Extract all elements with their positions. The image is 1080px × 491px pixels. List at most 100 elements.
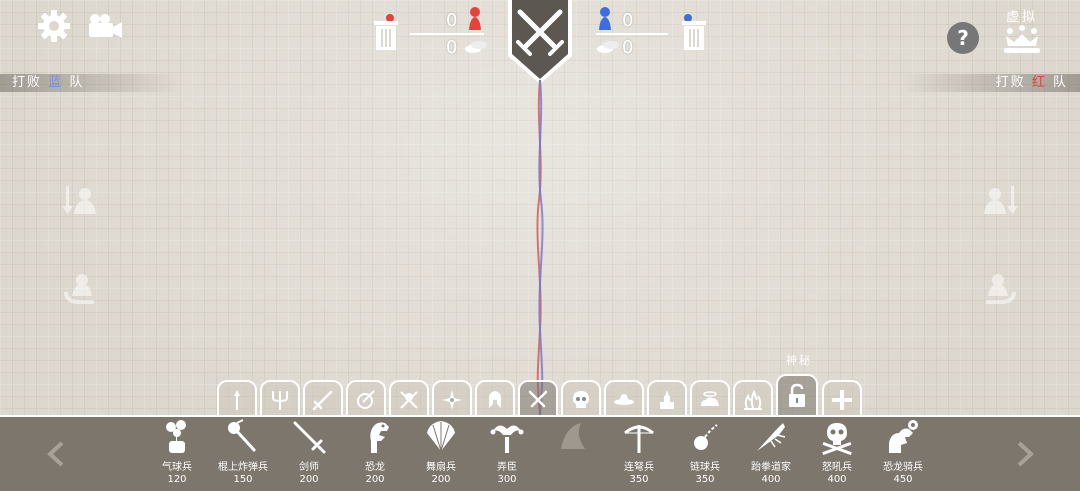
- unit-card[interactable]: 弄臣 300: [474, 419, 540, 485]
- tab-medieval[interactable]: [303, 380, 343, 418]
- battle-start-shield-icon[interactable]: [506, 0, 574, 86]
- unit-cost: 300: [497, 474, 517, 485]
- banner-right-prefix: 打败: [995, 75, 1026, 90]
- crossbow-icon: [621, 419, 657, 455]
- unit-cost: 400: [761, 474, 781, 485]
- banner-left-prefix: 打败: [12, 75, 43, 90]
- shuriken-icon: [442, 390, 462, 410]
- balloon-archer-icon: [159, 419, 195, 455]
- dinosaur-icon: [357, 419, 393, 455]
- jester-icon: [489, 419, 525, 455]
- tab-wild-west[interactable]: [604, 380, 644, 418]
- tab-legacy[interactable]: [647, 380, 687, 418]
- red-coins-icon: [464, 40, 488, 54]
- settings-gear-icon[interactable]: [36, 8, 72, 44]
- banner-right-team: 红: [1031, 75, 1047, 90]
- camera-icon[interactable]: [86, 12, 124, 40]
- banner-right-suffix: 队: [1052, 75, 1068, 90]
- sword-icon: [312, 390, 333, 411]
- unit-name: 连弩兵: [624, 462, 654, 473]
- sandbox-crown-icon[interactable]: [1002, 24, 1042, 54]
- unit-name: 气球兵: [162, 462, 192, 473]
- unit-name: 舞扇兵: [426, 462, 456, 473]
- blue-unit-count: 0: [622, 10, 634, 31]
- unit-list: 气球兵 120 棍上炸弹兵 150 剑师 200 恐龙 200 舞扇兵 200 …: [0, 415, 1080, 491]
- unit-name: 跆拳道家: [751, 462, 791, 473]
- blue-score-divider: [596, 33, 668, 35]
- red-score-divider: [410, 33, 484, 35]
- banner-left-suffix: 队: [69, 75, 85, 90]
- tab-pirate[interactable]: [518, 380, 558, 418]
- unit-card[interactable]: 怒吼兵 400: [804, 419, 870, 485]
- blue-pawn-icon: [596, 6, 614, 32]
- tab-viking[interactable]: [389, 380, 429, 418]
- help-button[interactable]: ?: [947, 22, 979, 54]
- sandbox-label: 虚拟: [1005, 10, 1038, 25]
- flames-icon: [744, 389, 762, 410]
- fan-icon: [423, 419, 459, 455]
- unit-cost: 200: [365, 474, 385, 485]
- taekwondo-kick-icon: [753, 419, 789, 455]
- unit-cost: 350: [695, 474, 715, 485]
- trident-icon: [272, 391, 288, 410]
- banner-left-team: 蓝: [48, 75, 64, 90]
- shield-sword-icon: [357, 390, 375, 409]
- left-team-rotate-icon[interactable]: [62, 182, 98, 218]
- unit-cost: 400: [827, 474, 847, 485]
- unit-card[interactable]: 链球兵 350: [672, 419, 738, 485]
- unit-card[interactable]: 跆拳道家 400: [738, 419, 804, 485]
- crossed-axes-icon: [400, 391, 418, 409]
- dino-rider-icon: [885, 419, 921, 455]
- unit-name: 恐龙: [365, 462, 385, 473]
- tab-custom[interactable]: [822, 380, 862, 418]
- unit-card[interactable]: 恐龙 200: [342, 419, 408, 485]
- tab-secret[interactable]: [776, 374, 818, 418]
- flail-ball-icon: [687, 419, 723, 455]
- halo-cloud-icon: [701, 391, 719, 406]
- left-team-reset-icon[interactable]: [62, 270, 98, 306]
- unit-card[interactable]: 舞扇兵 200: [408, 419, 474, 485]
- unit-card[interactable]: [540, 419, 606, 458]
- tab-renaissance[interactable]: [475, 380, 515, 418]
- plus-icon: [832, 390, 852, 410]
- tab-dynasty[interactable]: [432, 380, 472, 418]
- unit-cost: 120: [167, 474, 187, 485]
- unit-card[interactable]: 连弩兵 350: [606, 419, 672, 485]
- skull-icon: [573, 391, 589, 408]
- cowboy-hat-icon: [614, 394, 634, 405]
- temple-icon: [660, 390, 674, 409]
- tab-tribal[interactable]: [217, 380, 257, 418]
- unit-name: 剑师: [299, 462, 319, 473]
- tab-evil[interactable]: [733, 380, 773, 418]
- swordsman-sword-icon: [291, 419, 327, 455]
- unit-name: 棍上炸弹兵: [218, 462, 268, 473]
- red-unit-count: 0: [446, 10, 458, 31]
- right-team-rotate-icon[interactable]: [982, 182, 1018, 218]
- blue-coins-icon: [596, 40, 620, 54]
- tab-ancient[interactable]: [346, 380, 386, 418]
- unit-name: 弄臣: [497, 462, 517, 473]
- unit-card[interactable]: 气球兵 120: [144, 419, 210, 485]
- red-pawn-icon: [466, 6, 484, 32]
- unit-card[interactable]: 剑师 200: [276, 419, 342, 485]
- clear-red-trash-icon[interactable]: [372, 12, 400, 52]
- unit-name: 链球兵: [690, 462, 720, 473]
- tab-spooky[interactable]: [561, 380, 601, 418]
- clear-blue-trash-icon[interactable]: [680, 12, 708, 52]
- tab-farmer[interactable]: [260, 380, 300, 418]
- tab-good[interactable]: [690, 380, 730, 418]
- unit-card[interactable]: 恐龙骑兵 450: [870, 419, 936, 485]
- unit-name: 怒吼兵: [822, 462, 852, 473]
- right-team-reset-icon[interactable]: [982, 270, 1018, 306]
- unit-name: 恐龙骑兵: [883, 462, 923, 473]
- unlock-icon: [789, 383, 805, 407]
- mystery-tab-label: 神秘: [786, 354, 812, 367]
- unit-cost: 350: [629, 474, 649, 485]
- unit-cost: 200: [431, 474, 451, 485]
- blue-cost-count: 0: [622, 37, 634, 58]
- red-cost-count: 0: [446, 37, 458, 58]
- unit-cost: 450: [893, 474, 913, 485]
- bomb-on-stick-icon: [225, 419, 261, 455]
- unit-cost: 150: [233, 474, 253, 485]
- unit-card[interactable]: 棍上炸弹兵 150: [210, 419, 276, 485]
---
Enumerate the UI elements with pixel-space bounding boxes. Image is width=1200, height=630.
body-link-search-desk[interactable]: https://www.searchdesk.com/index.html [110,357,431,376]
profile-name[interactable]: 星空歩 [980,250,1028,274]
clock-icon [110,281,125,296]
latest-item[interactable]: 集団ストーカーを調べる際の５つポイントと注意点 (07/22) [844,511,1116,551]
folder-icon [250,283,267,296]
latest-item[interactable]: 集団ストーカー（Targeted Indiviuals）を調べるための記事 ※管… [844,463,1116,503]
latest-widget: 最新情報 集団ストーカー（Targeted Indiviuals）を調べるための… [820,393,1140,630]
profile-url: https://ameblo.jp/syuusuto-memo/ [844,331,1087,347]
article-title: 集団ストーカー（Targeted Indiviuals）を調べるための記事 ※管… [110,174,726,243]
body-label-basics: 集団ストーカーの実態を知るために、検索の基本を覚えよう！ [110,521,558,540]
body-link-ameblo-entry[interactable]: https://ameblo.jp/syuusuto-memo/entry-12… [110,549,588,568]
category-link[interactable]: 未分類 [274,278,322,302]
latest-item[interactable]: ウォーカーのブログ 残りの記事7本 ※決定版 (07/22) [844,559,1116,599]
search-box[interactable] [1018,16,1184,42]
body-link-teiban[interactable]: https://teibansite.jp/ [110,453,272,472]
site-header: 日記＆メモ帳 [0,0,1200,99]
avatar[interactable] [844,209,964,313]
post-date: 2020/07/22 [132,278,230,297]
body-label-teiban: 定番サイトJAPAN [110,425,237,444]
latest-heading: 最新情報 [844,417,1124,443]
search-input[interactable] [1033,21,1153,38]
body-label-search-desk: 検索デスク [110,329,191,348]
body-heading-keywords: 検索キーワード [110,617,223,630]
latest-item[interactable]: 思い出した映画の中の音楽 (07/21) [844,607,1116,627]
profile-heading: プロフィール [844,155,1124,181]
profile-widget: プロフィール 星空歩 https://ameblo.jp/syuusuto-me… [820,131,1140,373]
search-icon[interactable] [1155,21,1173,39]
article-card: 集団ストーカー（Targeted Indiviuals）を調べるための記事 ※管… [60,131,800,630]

» **TASK STATEMENT**: Update the lines between the one containing "Enumerate the UI" and the one containing "latest-item[interactable]: 集団ストーカー（Targeted Indiviuals）を調べるための記事", inclusive, by replacing "folder-icon" with "category-icon". Reproduce only those lines and leave everything else unchanged.

» **ANSWER TO THIS TASK**:
Enumerate the UI elements with pixel-space bounding boxes. Image is width=1200, height=630.
body-link-search-desk[interactable]: https://www.searchdesk.com/index.html [110,357,431,376]
profile-name[interactable]: 星空歩 [980,250,1028,274]
clock-icon [110,281,125,296]
latest-item[interactable]: 集団ストーカーを調べる際の５つポイントと注意点 (07/22) [844,511,1116,551]
category-icon [250,283,267,296]
latest-item[interactable]: 集団ストーカー（Targeted Indiviuals）を調べるための記事 ※管… [844,463,1116,503]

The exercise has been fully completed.